> _WHAT IS ASKED_
Your task is to transcribe all of the records exactly and leave out the pictures.

— BEGIN INPUT FOR THIS TASK —

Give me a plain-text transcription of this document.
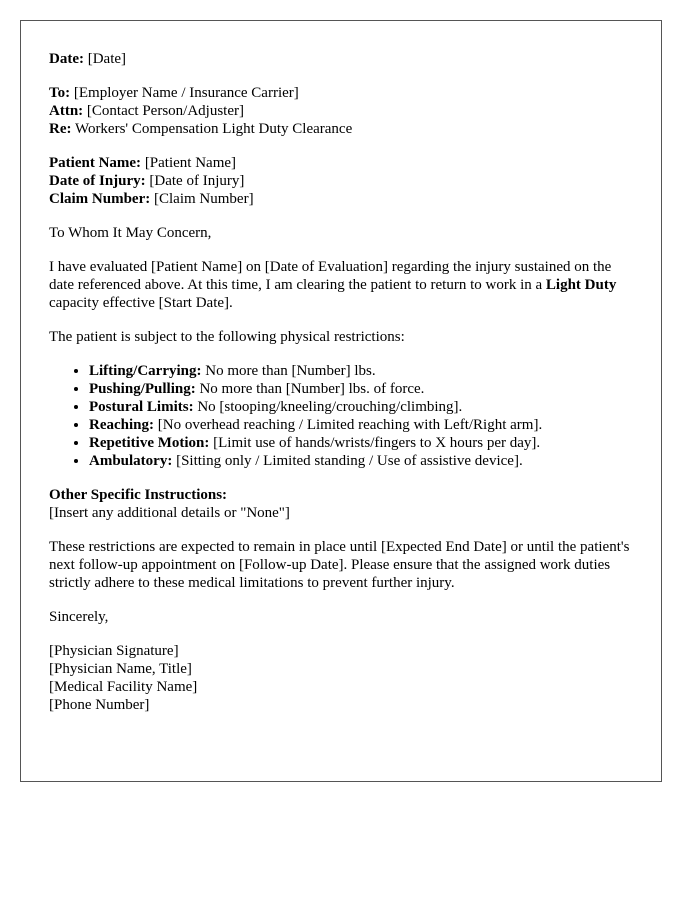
Date: [Date]
To: [Employer Name / Insurance Carrier]
Attn: [Contact Person/Adjuster]
Re: Workers' Compensation Light Duty Clearance
Patient Name: [Patient Name]
Date of Injury: [Date of Injury]
Claim Number: [Claim Number]
To Whom It May Concern,
I have evaluated [Patient Name] on [Date of Evaluation] regarding the injury sustained on the date referenced above. At this time, I am clearing the patient to return to work in a Light Duty capacity effective [Start Date].
The patient is subject to the following physical restrictions:
• Lifting/Carrying: No more than [Number] lbs.
• Pushing/Pulling: No more than [Number] lbs. of force.
• Postural Limits: No [stooping/kneeling/crouching/climbing].
• Reaching: [No overhead reaching / Limited reaching with Left/Right arm].
• Repetitive Motion: [Limit use of hands/wrists/fingers to X hours per day].
• Ambulatory: [Sitting only / Limited standing / Use of assistive device].
Other Specific Instructions:
[Insert any additional details or "None"]
These restrictions are expected to remain in place until [Expected End Date] or until the patient's next follow-up appointment on [Follow-up Date]. Please ensure that the assigned work duties strictly adhere to these medical limitations to prevent further injury.
Sincerely,
[Physician Signature]
[Physician Name, Title]
[Medical Facility Name]
[Phone Number]
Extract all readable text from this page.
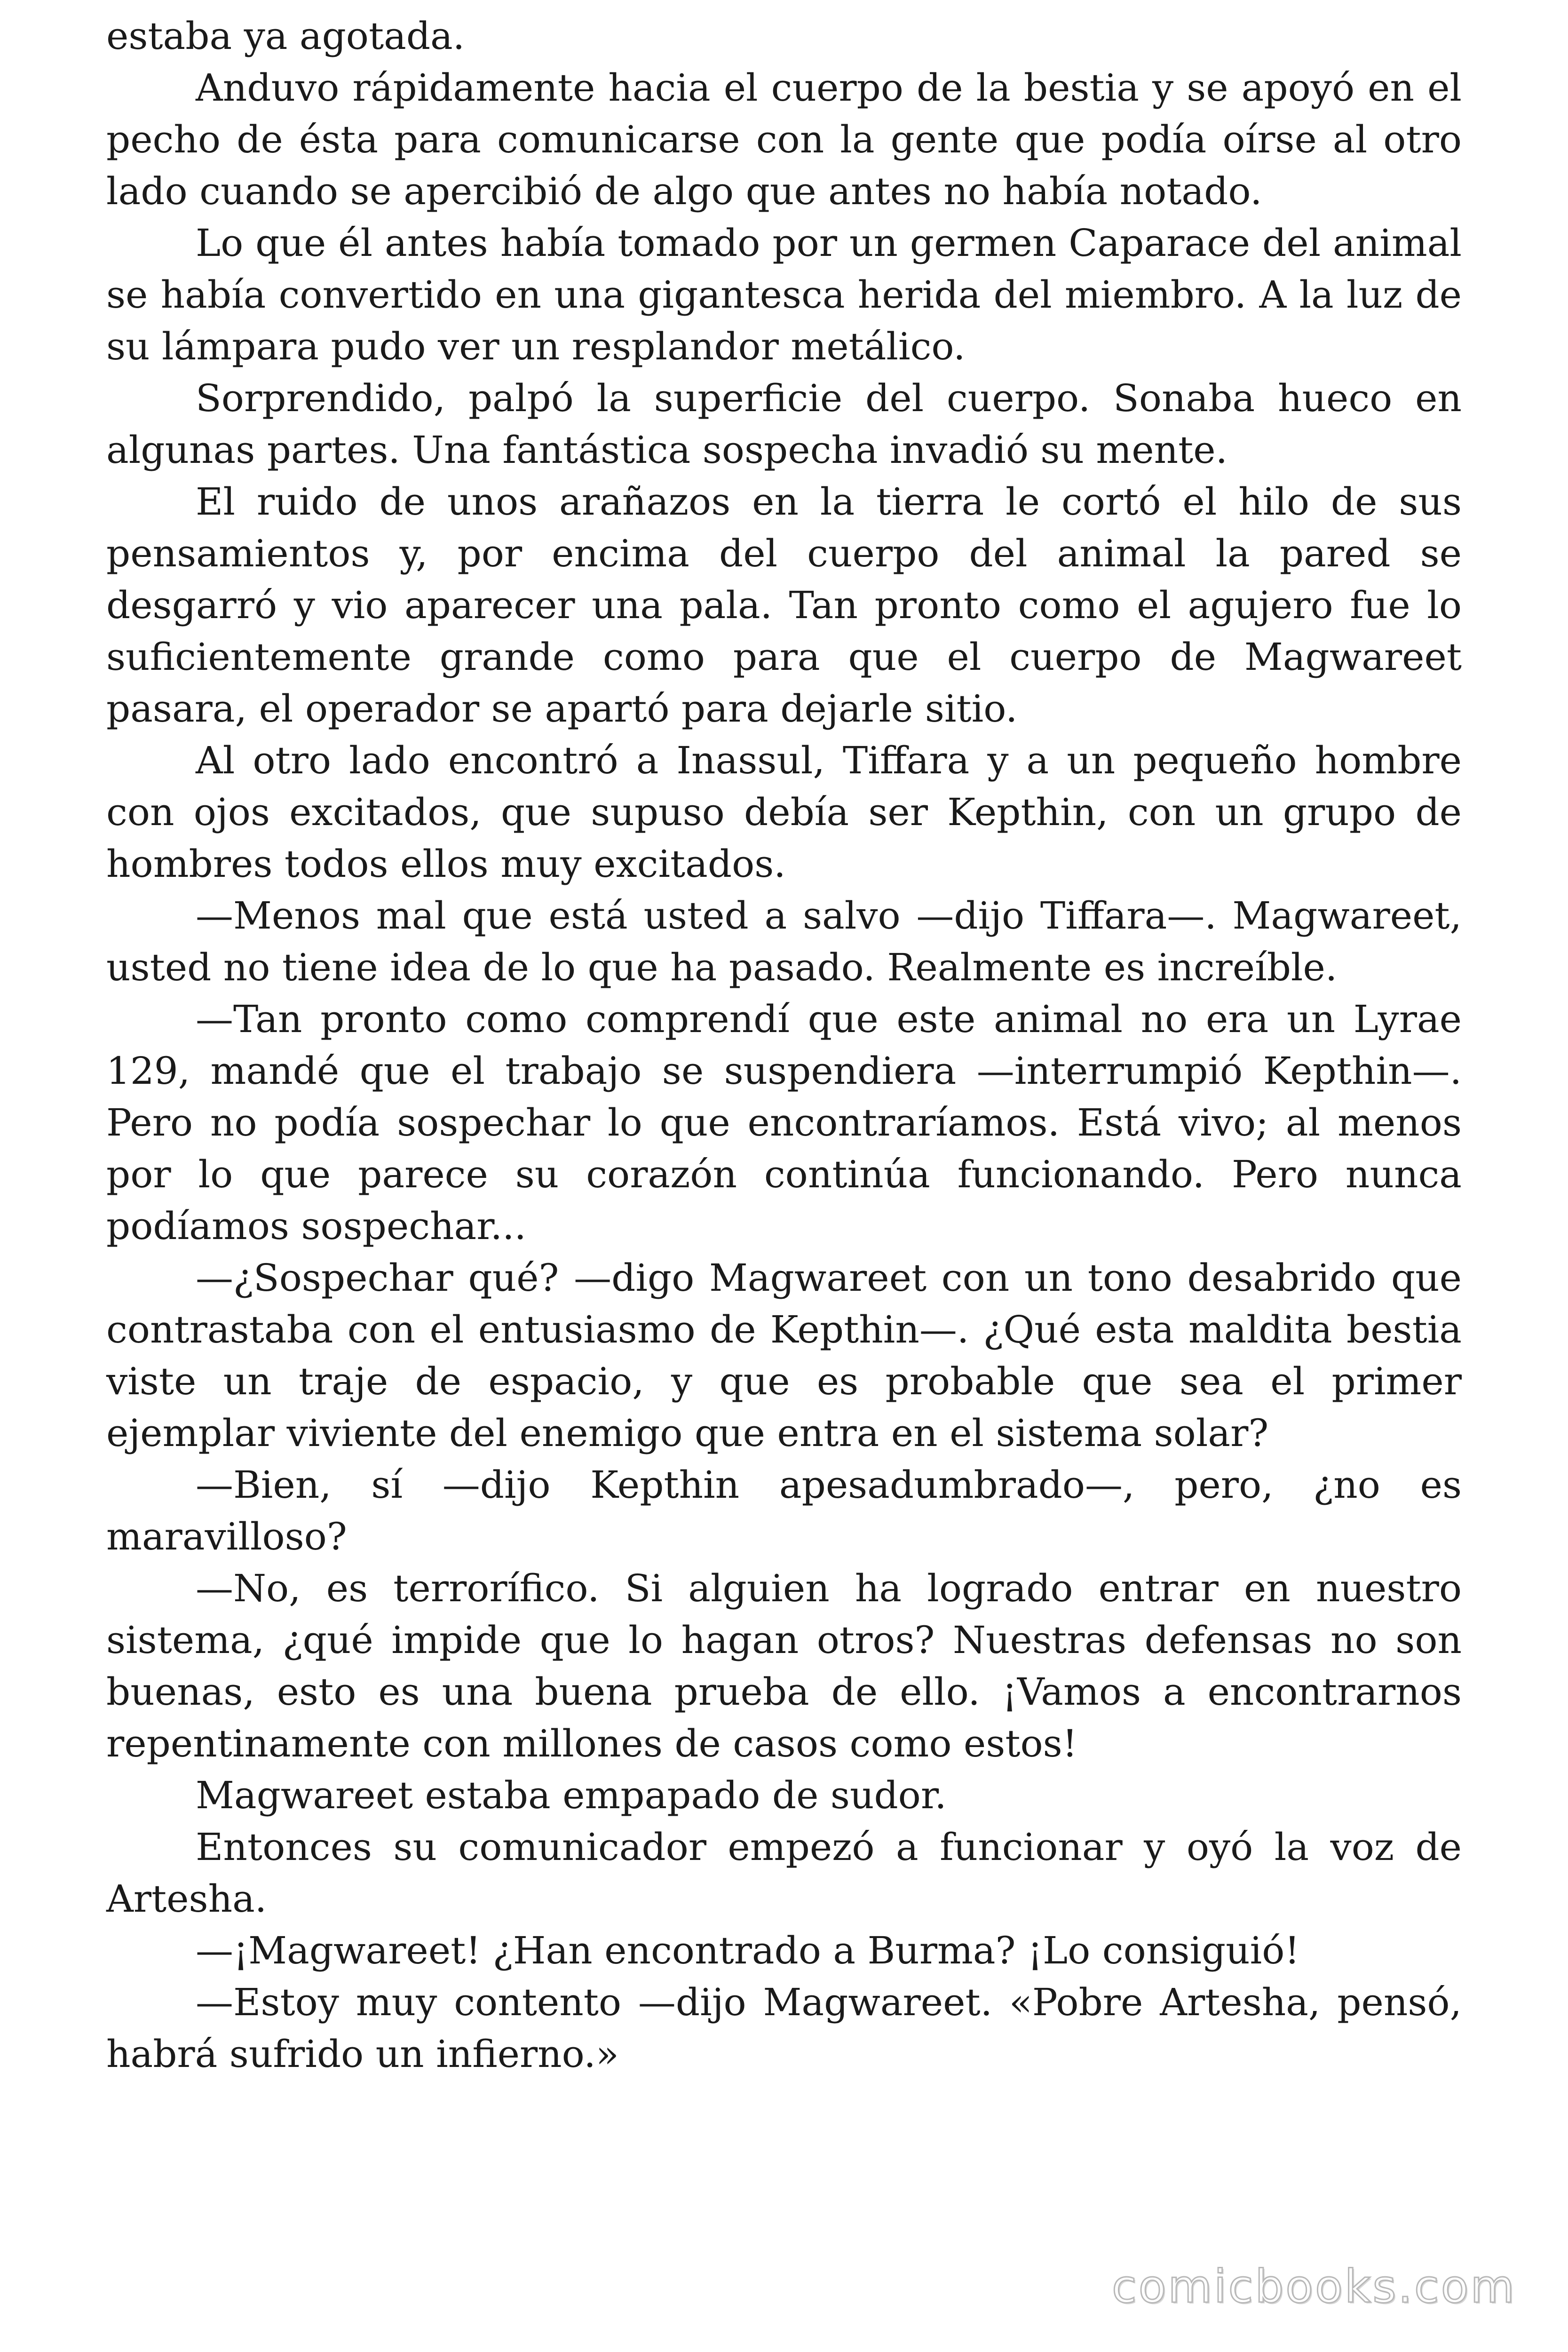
estaba ya agotada.

Anduvo rápidamente hacia el cuerpo de la bestia y se apoyó en el pecho de ésta para comunicarse con la gente que podía oírse al otro lado cuando se apercibió de algo que antes no había notado.

Lo que él antes había tomado por un germen Caparace del animal se había convertido en una gigantesca herida del miembro. A la luz de su lámpara pudo ver un resplandor metálico.

Sorprendido, palpó la superficie del cuerpo. Sonaba hueco en algunas partes. Una fantástica sospecha invadió su mente.

El ruido de unos arañazos en la tierra le cortó el hilo de sus pensamientos y, por encima del cuerpo del animal la pared se desgarró y vio aparecer una pala. Tan pronto como el agujero fue lo suficientemente grande como para que el cuerpo de Magwareet pasara, el operador se apartó para dejarle sitio.

Al otro lado encontró a Inassul, Tiffara y a un pequeño hombre con ojos excitados, que supuso debía ser Kepthin, con un grupo de hombres todos ellos muy excitados.

—Menos mal que está usted a salvo —dijo Tiffara—. Magwareet, usted no tiene idea de lo que ha pasado. Realmente es increíble.

—Tan pronto como comprendí que este animal no era un Lyrae 129, mandé que el trabajo se suspendiera —interrumpió Kepthin—. Pero no podía sospechar lo que encontraríamos. Está vivo; al menos por lo que parece su corazón continúa funcionando. Pero nunca podíamos sospechar...

—¿Sospechar qué? —digo Magwareet con un tono desabrido que contrastaba con el entusiasmo de Kepthin—. ¿Qué esta maldita bestia viste un traje de espacio, y que es probable que sea el primer ejemplar viviente del enemigo que entra en el sistema solar?

—Bien, sí —dijo Kepthin apesadumbrado—, pero, ¿no es maravilloso?

—No, es terrorífico. Si alguien ha logrado entrar en nuestro sistema, ¿qué impide que lo hagan otros? Nuestras defensas no son buenas, esto es una buena prueba de ello. ¡Vamos a encontrarnos repentinamente con millones de casos como estos!

Magwareet estaba empapado de sudor.

Entonces su comunicador empezó a funcionar y oyó la voz de Artesha.

—¡Magwareet! ¿Han encontrado a Burma? ¡Lo consiguió!

—Estoy muy contento —dijo Magwareet. «Pobre Artesha, pensó, habrá sufrido un infierno.»

comicbooks.com
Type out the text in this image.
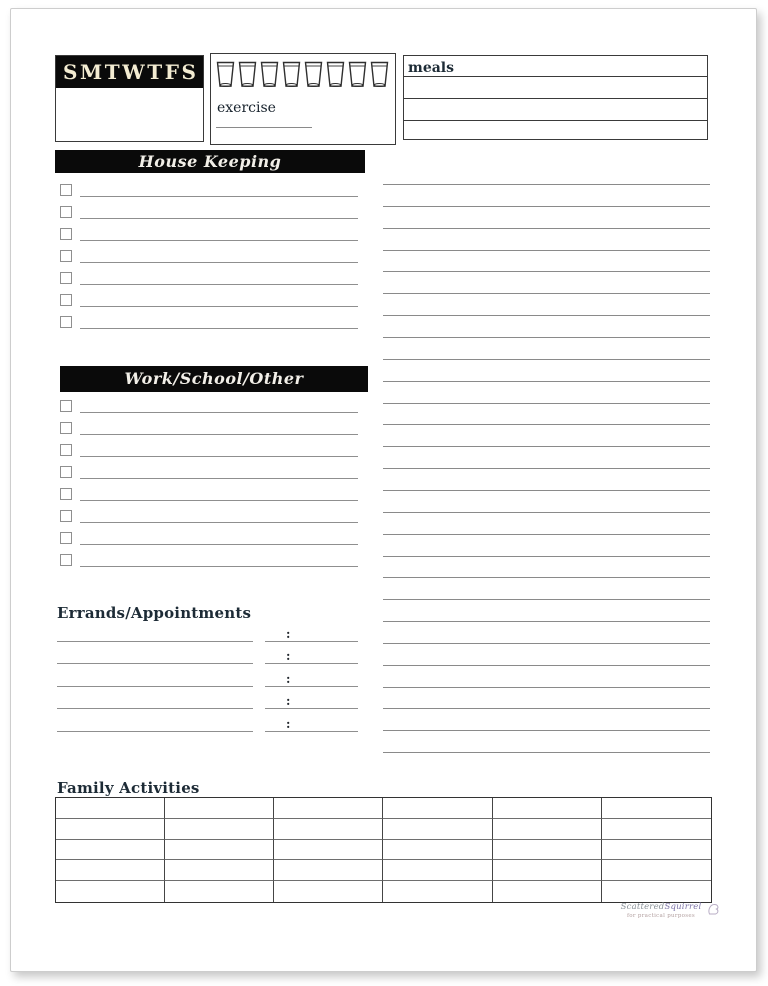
S M T W T F S
exercise
meals
House Keeping
Work/School/Other
Errands/Appointments
:
:
:
:
:
Family Activities
ScatteredSquirrel
for practical purposes
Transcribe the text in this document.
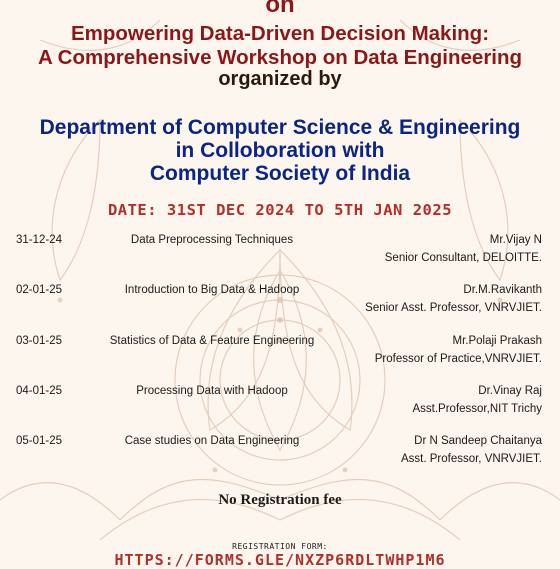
on
Empowering Data-Driven Decision Making:
A Comprehensive Workshop on Data Engineering
organized by
Department of Computer Science & Engineering
in Colloboration with
Computer Society of India
DATE: 31ST DEC 2024 TO 5TH JAN 2025
31-12-24	Data Preprocessing Techniques	Mr.Vijay N
Senior Consultant, DELOITTE.
02-01-25	Introduction to Big Data & Hadoop	Dr.M.Ravikanth
Senior Asst. Professor, VNRVJIET.
03-01-25	Statistics of Data & Feature Engineering	Mr.Polaji Prakash
Professor of Practice,VNRVJIET.
04-01-25	Processing Data with Hadoop	Dr.Vinay Raj
Asst.Professor,NIT Trichy
05-01-25	Case studies on Data Engineering	Dr N Sandeep Chaitanya
Asst. Professor, VNRVJIET.
No Registration fee
REGISTRATION FORM:
HTTPS://FORMS.GLE/NXZP6RDLTWHP1M6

— END INPUT FOR THIS TASK —

> _EXERCISE RESULT_
Give me a plain-text transcription of this document.
Date: [Date]
To: [Employer Name / Insurance Carrier]
Attn: [Contact Person/Adjuster]
Re: Workers' Compensation Light Duty Clearance
Patient Name: [Patient Name]
Date of Injury: [Date of Injury]
Claim Number: [Claim Number]
To Whom It May Concern,
I have evaluated [Patient Name] on [Date of Evaluation] regarding the injury sustained on the date referenced above. At this time, I am clearing the patient to return to work in a Light Duty capacity effective [Start Date].
The patient is subject to the following physical restrictions:
• Lifting/Carrying: No more than [Number] lbs.
• Pushing/Pulling: No more than [Number] lbs. of force.
• Postural Limits: No [stooping/kneeling/crouching/climbing].
• Reaching: [No overhead reaching / Limited reaching with Left/Right arm].
• Repetitive Motion: [Limit use of hands/wrists/fingers to X hours per day].
• Ambulatory: [Sitting only / Limited standing / Use of assistive device].
Other Specific Instructions:
[Insert any additional details or "None"]
These restrictions are expected to remain in place until [Expected End Date] or until the patient's next follow-up appointment on [Follow-up Date]. Please ensure that the assigned work duties strictly adhere to these medical limitations to prevent further injury.
Sincerely,
[Physician Signature]
[Physician Name, Title]
[Medical Facility Name]
[Phone Number]
Extract all readable text from this page.
estaba ya agotada.

Anduvo rápidamente hacia el cuerpo de la bestia y se apoyó en el pecho de ésta para comunicarse con la gente que podía oírse al otro lado cuando se apercibió de algo que antes no había notado.

Lo que él antes había tomado por un germen Caparace del animal se había convertido en una gigantesca herida del miembro. A la luz de su lámpara pudo ver un resplandor metálico.

Sorprendido, palpó la superficie del cuerpo. Sonaba hueco en algunas partes. Una fantástica sospecha invadió su mente.

El ruido de unos arañazos en la tierra le cortó el hilo de sus pensamientos y, por encima del cuerpo del animal la pared se desgarró y vio aparecer una pala. Tan pronto como el agujero fue lo suficientemente grande como para que el cuerpo de Magwareet pasara, el operador se apartó para dejarle sitio.

Al otro lado encontró a Inassul, Tiffara y a un pequeño hombre con ojos excitados, que supuso debía ser Kepthin, con un grupo de hombres todos ellos muy excitados.

—Menos mal que está usted a salvo —dijo Tiffara—. Magwareet, usted no tiene idea de lo que ha pasado. Realmente es increíble.

—Tan pronto como comprendí que este animal no era un Lyrae 129, mandé que el trabajo se suspendiera —interrumpió Kepthin—. Pero no podía sospechar lo que encontraríamos. Está vivo; al menos por lo que parece su corazón continúa funcionando. Pero nunca podíamos sospechar...

—¿Sospechar qué? —digo Magwareet con un tono desabrido que contrastaba con el entusiasmo de Kepthin—. ¿Qué esta maldita bestia viste un traje de espacio, y que es probable que sea el primer ejemplar viviente del enemigo que entra en el sistema solar?

—Bien, sí —dijo Kepthin apesadumbrado—, pero, ¿no es maravilloso?

—No, es terrorífico. Si alguien ha logrado entrar en nuestro sistema, ¿qué impide que lo hagan otros? Nuestras defensas no son buenas, esto es una buena prueba de ello. ¡Vamos a encontrarnos repentinamente con millones de casos como estos!

Magwareet estaba empapado de sudor.

Entonces su comunicador empezó a funcionar y oyó la voz de Artesha.

—¡Magwareet! ¿Han encontrado a Burma? ¡Lo consiguió!

—Estoy muy contento —dijo Magwareet. «Pobre Artesha, pensó, habrá sufrido un infierno.»

comicbooks.com
Type out the text in this image.
S M T W T F S
exercise
meals
House Keeping
Work/School/Other
Errands/Appointments
:
:
:
:
:
Family Activities
ScatteredSquirrel
for practical purposes
Transcribe the text in this document.
on
Empowering Data-Driven Decision Making:
A Comprehensive Workshop on Data Engineering
organized by
Department of Computer Science & Engineering
in Colloboration with
Computer Society of India
DATE: 31ST DEC 2024 TO 5TH JAN 2025
31-12-24	Data Preprocessing Techniques	Mr.Vijay N
Senior Consultant, DELOITTE.
02-01-25	Introduction to Big Data & Hadoop	Dr.M.Ravikanth
Senior Asst. Professor, VNRVJIET.
03-01-25	Statistics of Data & Feature Engineering	Mr.Polaji Prakash
Professor of Practice,VNRVJIET.
04-01-25	Processing Data with Hadoop	Dr.Vinay Raj
Asst.Professor,NIT Trichy
05-01-25	Case studies on Data Engineering	Dr N Sandeep Chaitanya
Asst. Professor, VNRVJIET.
No Registration fee
REGISTRATION FORM:
HTTPS://FORMS.GLE/NXZP6RDLTWHP1M6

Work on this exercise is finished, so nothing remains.